[Data items]
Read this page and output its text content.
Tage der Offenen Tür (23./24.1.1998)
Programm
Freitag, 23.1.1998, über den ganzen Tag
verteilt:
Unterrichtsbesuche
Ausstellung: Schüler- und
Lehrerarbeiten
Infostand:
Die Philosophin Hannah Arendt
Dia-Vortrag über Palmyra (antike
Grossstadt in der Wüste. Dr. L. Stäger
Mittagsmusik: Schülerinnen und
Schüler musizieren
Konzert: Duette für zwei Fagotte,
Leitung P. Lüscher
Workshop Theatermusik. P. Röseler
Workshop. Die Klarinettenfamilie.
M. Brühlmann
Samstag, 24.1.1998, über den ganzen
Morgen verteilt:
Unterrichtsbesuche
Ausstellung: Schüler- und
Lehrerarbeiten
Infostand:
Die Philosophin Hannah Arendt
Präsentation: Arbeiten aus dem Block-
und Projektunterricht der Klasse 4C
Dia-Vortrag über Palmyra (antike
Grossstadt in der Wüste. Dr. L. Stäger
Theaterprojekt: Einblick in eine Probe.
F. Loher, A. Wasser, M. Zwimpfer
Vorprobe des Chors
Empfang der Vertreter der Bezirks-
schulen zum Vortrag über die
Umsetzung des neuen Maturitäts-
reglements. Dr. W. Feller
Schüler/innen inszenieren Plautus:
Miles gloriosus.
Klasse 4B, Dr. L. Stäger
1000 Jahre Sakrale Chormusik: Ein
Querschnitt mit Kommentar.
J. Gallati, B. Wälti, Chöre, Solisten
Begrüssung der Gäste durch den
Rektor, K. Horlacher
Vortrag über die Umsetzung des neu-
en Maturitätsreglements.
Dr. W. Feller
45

**WRITTEN REQUEST**
Word for word, write out all of the data above.

**RESPONSE TO THIS TASK**
Read this page and output its text content.
Tage der Offenen Tür (23./24.1.1998)
Programm
Freitag, 23.1.1998, über den ganzen Tag
verteilt:
Unterrichtsbesuche
Ausstellung: Schüler- und
Lehrerarbeiten
Infostand:
Die Philosophin Hannah Arendt
Dia-Vortrag über Palmyra (antike
Grossstadt in der Wüste. Dr. L. Stäger
Mittagsmusik: Schülerinnen und
Schüler musizieren
Konzert: Duette für zwei Fagotte,
Leitung P. Lüscher
Workshop Theatermusik. P. Röseler
Workshop. Die Klarinettenfamilie.
M. Brühlmann
Samstag, 24.1.1998, über den ganzen
Morgen verteilt:
Unterrichtsbesuche
Ausstellung: Schüler- und
Lehrerarbeiten
Infostand:
Die Philosophin Hannah Arendt
Präsentation: Arbeiten aus dem Block-
und Projektunterricht der Klasse 4C
Dia-Vortrag über Palmyra (antike
Grossstadt in der Wüste. Dr. L. Stäger
Theaterprojekt: Einblick in eine Probe.
F. Loher, A. Wasser, M. Zwimpfer
Vorprobe des Chors
Empfang der Vertreter der Bezirks-
schulen zum Vortrag über die
Umsetzung des neuen Maturitäts-
reglements. Dr. W. Feller
Schüler/innen inszenieren Plautus:
Miles gloriosus.
Klasse 4B, Dr. L. Stäger
1000 Jahre Sakrale Chormusik: Ein
Querschnitt mit Kommentar.
J. Gallati, B. Wälti, Chöre, Solisten
Begrüssung der Gäste durch den
Rektor, K. Horlacher
Vortrag über die Umsetzung des neu-
en Maturitätsreglements.
Dr. W. Feller
45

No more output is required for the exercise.